Recorded data
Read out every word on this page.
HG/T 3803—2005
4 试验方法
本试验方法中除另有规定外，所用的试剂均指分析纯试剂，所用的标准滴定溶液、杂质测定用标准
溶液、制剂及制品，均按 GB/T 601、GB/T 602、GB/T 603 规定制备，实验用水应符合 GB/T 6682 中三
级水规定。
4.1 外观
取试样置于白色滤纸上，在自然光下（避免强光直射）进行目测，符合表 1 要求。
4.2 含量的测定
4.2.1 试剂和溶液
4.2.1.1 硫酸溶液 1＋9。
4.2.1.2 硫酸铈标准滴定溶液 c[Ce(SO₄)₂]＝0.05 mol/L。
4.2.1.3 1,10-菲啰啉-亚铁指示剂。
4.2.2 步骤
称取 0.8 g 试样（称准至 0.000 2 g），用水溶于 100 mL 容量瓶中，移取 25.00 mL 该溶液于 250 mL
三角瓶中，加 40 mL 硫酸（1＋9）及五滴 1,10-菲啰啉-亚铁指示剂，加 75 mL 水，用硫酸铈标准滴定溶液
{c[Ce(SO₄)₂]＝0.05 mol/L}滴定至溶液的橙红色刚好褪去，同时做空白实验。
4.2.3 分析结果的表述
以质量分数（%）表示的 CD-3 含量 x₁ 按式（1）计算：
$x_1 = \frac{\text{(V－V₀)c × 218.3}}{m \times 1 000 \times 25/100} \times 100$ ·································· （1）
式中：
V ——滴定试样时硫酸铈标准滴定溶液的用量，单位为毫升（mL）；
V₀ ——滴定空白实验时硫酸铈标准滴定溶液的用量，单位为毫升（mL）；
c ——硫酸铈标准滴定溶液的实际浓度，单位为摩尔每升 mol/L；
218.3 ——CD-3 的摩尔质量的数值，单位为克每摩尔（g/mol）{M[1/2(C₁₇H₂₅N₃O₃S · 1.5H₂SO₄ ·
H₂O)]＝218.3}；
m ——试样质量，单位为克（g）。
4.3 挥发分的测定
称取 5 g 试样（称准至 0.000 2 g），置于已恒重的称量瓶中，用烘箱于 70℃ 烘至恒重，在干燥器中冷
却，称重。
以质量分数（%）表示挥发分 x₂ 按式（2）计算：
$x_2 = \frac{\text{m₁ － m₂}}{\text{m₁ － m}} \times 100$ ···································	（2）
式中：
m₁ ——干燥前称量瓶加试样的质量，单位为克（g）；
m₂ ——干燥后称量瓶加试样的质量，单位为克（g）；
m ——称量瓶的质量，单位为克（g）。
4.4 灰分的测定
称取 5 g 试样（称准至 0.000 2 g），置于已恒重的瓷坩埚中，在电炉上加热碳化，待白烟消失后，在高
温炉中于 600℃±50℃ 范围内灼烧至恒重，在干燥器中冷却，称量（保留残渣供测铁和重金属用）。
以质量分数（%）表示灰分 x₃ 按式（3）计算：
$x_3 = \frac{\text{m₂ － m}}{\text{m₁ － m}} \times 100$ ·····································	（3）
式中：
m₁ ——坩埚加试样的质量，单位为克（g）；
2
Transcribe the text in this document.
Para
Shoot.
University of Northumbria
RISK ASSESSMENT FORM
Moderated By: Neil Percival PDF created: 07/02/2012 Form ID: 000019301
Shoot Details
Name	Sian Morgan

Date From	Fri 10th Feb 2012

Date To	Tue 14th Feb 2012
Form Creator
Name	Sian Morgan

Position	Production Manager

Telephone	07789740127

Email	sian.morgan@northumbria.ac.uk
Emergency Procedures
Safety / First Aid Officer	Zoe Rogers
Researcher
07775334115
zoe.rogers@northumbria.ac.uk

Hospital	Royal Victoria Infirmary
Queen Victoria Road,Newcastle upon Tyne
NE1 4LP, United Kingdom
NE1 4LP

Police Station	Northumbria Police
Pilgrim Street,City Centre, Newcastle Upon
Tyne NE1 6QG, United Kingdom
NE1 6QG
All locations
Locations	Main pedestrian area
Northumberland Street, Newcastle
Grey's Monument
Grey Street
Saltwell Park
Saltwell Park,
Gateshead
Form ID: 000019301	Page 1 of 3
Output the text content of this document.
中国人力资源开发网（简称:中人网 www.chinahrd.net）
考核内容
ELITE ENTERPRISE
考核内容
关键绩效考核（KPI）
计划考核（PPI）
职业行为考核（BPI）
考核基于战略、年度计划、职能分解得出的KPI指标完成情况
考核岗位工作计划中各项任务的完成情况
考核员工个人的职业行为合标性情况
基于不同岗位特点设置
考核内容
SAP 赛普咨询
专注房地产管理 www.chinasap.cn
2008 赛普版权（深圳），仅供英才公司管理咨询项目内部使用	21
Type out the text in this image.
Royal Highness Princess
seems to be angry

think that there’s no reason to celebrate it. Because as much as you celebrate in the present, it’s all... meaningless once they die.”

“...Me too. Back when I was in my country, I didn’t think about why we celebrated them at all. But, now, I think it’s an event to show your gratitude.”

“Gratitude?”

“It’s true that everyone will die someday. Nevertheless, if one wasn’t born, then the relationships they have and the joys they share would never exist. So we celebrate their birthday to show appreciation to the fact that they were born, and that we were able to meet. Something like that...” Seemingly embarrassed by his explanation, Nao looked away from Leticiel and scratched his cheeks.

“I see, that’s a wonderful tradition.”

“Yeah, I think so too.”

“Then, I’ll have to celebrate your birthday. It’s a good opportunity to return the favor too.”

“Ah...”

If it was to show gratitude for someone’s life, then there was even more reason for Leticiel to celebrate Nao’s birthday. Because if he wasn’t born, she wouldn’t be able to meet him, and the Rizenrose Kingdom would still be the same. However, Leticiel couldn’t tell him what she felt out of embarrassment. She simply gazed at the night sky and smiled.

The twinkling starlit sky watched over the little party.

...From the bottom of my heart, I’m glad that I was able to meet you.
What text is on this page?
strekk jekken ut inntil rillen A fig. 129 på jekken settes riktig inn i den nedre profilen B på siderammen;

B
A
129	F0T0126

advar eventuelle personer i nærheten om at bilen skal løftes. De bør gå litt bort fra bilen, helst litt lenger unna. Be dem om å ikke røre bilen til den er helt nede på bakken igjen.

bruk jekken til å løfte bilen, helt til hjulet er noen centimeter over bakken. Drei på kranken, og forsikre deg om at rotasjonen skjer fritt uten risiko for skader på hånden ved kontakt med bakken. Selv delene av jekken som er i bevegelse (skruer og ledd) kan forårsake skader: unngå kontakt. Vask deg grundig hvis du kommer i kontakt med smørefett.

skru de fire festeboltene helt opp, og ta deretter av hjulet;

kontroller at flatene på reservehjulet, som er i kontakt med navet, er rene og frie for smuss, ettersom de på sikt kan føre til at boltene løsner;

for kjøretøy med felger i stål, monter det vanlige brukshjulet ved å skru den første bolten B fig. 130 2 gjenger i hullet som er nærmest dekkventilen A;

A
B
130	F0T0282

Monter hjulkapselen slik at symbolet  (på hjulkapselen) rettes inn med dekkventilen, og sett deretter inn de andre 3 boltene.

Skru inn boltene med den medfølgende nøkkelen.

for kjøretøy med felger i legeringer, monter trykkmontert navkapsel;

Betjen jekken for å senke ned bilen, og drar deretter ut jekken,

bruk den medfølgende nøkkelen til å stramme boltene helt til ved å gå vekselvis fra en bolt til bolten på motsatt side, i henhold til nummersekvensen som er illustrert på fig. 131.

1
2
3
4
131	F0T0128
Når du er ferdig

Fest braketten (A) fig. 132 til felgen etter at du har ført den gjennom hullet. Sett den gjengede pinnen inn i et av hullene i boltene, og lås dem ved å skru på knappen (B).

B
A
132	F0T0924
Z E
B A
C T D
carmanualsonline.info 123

— Exercise description —
Transcribe each record exactly. Leave nothing out.

— Exercise response —
Read out every word on this page.
HG/T 3803—2005
4 试验方法
本试验方法中除另有规定外，所用的试剂均指分析纯试剂，所用的标准滴定溶液、杂质测定用标准
溶液、制剂及制品，均按 GB/T 601、GB/T 602、GB/T 603 规定制备，实验用水应符合 GB/T 6682 中三
级水规定。
4.1 外观
取试样置于白色滤纸上，在自然光下（避免强光直射）进行目测，符合表 1 要求。
4.2 含量的测定
4.2.1 试剂和溶液
4.2.1.1 硫酸溶液 1＋9。
4.2.1.2 硫酸铈标准滴定溶液 c[Ce(SO₄)₂]＝0.05 mol/L。
4.2.1.3 1,10-菲啰啉-亚铁指示剂。
4.2.2 步骤
称取 0.8 g 试样（称准至 0.000 2 g），用水溶于 100 mL 容量瓶中，移取 25.00 mL 该溶液于 250 mL
三角瓶中，加 40 mL 硫酸（1＋9）及五滴 1,10-菲啰啉-亚铁指示剂，加 75 mL 水，用硫酸铈标准滴定溶液
{c[Ce(SO₄)₂]＝0.05 mol/L}滴定至溶液的橙红色刚好褪去，同时做空白实验。
4.2.3 分析结果的表述
以质量分数（%）表示的 CD-3 含量 x₁ 按式（1）计算：
$x_1 = \frac{\text{(V－V₀)c × 218.3}}{m \times 1 000 \times 25/100} \times 100$ ·································· （1）
式中：
V ——滴定试样时硫酸铈标准滴定溶液的用量，单位为毫升（mL）；
V₀ ——滴定空白实验时硫酸铈标准滴定溶液的用量，单位为毫升（mL）；
c ——硫酸铈标准滴定溶液的实际浓度，单位为摩尔每升 mol/L；
218.3 ——CD-3 的摩尔质量的数值，单位为克每摩尔（g/mol）{M[1/2(C₁₇H₂₅N₃O₃S · 1.5H₂SO₄ ·
H₂O)]＝218.3}；
m ——试样质量，单位为克（g）。
4.3 挥发分的测定
称取 5 g 试样（称准至 0.000 2 g），置于已恒重的称量瓶中，用烘箱于 70℃ 烘至恒重，在干燥器中冷
却，称重。
以质量分数（%）表示挥发分 x₂ 按式（2）计算：
$x_2 = \frac{\text{m₁ － m₂}}{\text{m₁ － m}} \times 100$ ···································	（2）
式中：
m₁ ——干燥前称量瓶加试样的质量，单位为克（g）；
m₂ ——干燥后称量瓶加试样的质量，单位为克（g）；
m ——称量瓶的质量，单位为克（g）。
4.4 灰分的测定
称取 5 g 试样（称准至 0.000 2 g），置于已恒重的瓷坩埚中，在电炉上加热碳化，待白烟消失后，在高
温炉中于 600℃±50℃ 范围内灼烧至恒重，在干燥器中冷却，称量（保留残渣供测铁和重金属用）。
以质量分数（%）表示灰分 x₃ 按式（3）计算：
$x_3 = \frac{\text{m₂ － m}}{\text{m₁ － m}} \times 100$ ·····································	（3）
式中：
m₁ ——坩埚加试样的质量，单位为克（g）；
2
Transcribe the text in this document.
Para
Shoot.
University of Northumbria
RISK ASSESSMENT FORM
Moderated By: Neil Percival PDF created: 07/02/2012 Form ID: 000019301
Shoot Details
Name	Sian Morgan

Date From	Fri 10th Feb 2012

Date To	Tue 14th Feb 2012
Form Creator
Name	Sian Morgan

Position	Production Manager

Telephone	07789740127

Email	sian.morgan@northumbria.ac.uk
Emergency Procedures
Safety / First Aid Officer	Zoe Rogers
Researcher
07775334115
zoe.rogers@northumbria.ac.uk

Hospital	Royal Victoria Infirmary
Queen Victoria Road,Newcastle upon Tyne
NE1 4LP, United Kingdom
NE1 4LP

Police Station	Northumbria Police
Pilgrim Street,City Centre, Newcastle Upon
Tyne NE1 6QG, United Kingdom
NE1 6QG
All locations
Locations	Main pedestrian area
Northumberland Street, Newcastle
Grey's Monument
Grey Street
Saltwell Park
Saltwell Park,
Gateshead
Form ID: 000019301	Page 1 of 3
Output the text content of this document.
中国人力资源开发网（简称:中人网 www.chinahrd.net）
考核内容
ELITE ENTERPRISE
考核内容
关键绩效考核（KPI）
计划考核（PPI）
职业行为考核（BPI）
考核基于战略、年度计划、职能分解得出的KPI指标完成情况
考核岗位工作计划中各项任务的完成情况
考核员工个人的职业行为合标性情况
基于不同岗位特点设置
考核内容
SAP 赛普咨询
专注房地产管理 www.chinasap.cn
2008 赛普版权（深圳），仅供英才公司管理咨询项目内部使用	21
Type out the text in this image.
Royal Highness Princess
seems to be angry

think that there’s no reason to celebrate it. Because as much as you celebrate in the present, it’s all... meaningless once they die.”

“...Me too. Back when I was in my country, I didn’t think about why we celebrated them at all. But, now, I think it’s an event to show your gratitude.”

“Gratitude?”

“It’s true that everyone will die someday. Nevertheless, if one wasn’t born, then the relationships they have and the joys they share would never exist. So we celebrate their birthday to show appreciation to the fact that they were born, and that we were able to meet. Something like that...” Seemingly embarrassed by his explanation, Nao looked away from Leticiel and scratched his cheeks.

“I see, that’s a wonderful tradition.”

“Yeah, I think so too.”

“Then, I’ll have to celebrate your birthday. It’s a good opportunity to return the favor too.”

“Ah...”

If it was to show gratitude for someone’s life, then there was even more reason for Leticiel to celebrate Nao’s birthday. Because if he wasn’t born, she wouldn’t be able to meet him, and the Rizenrose Kingdom would still be the same. However, Leticiel couldn’t tell him what she felt out of embarrassment. She simply gazed at the night sky and smiled.

The twinkling starlit sky watched over the little party.

...From the bottom of my heart, I’m glad that I was able to meet you.
What text is on this page?
strekk jekken ut inntil rillen A fig. 129 på jekken settes riktig inn i den nedre profilen B på siderammen;

B
A
129	F0T0126

advar eventuelle personer i nærheten om at bilen skal løftes. De bør gå litt bort fra bilen, helst litt lenger unna. Be dem om å ikke røre bilen til den er helt nede på bakken igjen.

bruk jekken til å løfte bilen, helt til hjulet er noen centimeter over bakken. Drei på kranken, og forsikre deg om at rotasjonen skjer fritt uten risiko for skader på hånden ved kontakt med bakken. Selv delene av jekken som er i bevegelse (skruer og ledd) kan forårsake skader: unngå kontakt. Vask deg grundig hvis du kommer i kontakt med smørefett.

skru de fire festeboltene helt opp, og ta deretter av hjulet;

kontroller at flatene på reservehjulet, som er i kontakt med navet, er rene og frie for smuss, ettersom de på sikt kan føre til at boltene løsner;

for kjøretøy med felger i stål, monter det vanlige brukshjulet ved å skru den første bolten B fig. 130 2 gjenger i hullet som er nærmest dekkventilen A;

A
B
130	F0T0282

Monter hjulkapselen slik at symbolet  (på hjulkapselen) rettes inn med dekkventilen, og sett deretter inn de andre 3 boltene.

Skru inn boltene med den medfølgende nøkkelen.

for kjøretøy med felger i legeringer, monter trykkmontert navkapsel;

Betjen jekken for å senke ned bilen, og drar deretter ut jekken,

bruk den medfølgende nøkkelen til å stramme boltene helt til ved å gå vekselvis fra en bolt til bolten på motsatt side, i henhold til nummersekvensen som er illustrert på fig. 131.

1
2
3
4
131	F0T0128
Når du er ferdig

Fest braketten (A) fig. 132 til felgen etter at du har ført den gjennom hullet. Sett den gjengede pinnen inn i et av hullene i boltene, og lås dem ved å skru på knappen (B).

B
A
132	F0T0924
Z E
B A
C T D
carmanualsonline.info 123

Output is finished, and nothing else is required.